Question

If polynomial is x square - 5 x + K and alpha + beta is equals to 2 alpha beta. Find the value of k

Answer 1

$\huge \mathfrak{solution}$

Given:

$\bold{p(x) = {x}^{2} - 5x + k}$

To find :

•K=?

A\Q .

$\star \: \alpha + \beta = 2 \alpha \beta$

As we know that ,

$\alpha + \beta = - ( \frac{b}{a} ) \\ \bold{and} \\ \alpha \beta = \frac{c}{a}$

Here :

a = 1 , b= -5 and c= k

$\rightarrow \: \alpha + \beta = 2 \alpha \beta \\ \\ \rightarrow \: - ( \frac{ - 5}{1} ) = 2( \frac{k}{1} ) \\ \\ \rightarrow \: 5 = 2k \\ \\ \rightarrow \: k = \frac{5}{2}$

Hence the value of k is 5/2

Answer 2

GIVEN:-

• p(x)= x² - 5x +k

• α +β = 2 α×β

SOLUTION:-

➥ p(x)= x² - 5x +k

➥ here, • a = 1 , • b = -5 , • c = k

➥ sum of zeroes = -b/a

➥ .°. α +β = -(-5 / 1)

➥product of zeroes = c / a

➥ .°. 2α×β = 2( K / 1)

➥ sum of zeroes = product of zeroes

➥ .°. α +β = 2α×β

➥ -( -5/1) = 2(k/1)

➥ .°. 5 = 2k

➥ .°. k = 5/2

SO, the value of K is 5/2.

* _Data rows_:
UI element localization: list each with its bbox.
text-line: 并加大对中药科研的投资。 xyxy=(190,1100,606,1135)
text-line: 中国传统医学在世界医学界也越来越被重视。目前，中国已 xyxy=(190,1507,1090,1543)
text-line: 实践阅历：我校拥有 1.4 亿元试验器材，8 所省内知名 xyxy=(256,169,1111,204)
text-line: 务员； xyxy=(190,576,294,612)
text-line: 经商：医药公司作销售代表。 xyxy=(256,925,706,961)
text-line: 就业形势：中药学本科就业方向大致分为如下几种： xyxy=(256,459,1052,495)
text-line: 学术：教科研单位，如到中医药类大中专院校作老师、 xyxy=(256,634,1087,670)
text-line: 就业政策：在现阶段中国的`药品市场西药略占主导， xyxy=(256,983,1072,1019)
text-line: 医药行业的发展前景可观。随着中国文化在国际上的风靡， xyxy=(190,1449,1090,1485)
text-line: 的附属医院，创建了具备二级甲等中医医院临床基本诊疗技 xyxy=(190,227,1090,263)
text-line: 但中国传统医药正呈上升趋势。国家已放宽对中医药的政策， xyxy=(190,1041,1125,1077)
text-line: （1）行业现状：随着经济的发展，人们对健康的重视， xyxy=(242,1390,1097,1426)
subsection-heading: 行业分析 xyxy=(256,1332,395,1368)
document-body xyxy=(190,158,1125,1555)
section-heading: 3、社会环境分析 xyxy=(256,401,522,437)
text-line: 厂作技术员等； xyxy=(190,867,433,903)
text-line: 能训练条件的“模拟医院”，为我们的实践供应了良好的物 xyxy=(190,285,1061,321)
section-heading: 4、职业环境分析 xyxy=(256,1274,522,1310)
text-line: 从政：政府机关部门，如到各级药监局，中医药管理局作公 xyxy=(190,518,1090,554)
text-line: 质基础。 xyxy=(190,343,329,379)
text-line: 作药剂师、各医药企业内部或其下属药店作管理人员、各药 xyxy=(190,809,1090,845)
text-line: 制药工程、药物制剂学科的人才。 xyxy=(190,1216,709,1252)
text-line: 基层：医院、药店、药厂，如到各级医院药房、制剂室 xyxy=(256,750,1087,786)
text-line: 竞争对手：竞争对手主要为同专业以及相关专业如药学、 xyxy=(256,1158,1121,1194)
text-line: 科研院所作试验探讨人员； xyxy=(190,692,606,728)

* _Stated problem_: In the polynomial thread, what values do both answers assign to a, b and c?

* _Worked answer_: a = 1, b = -5 and c = k.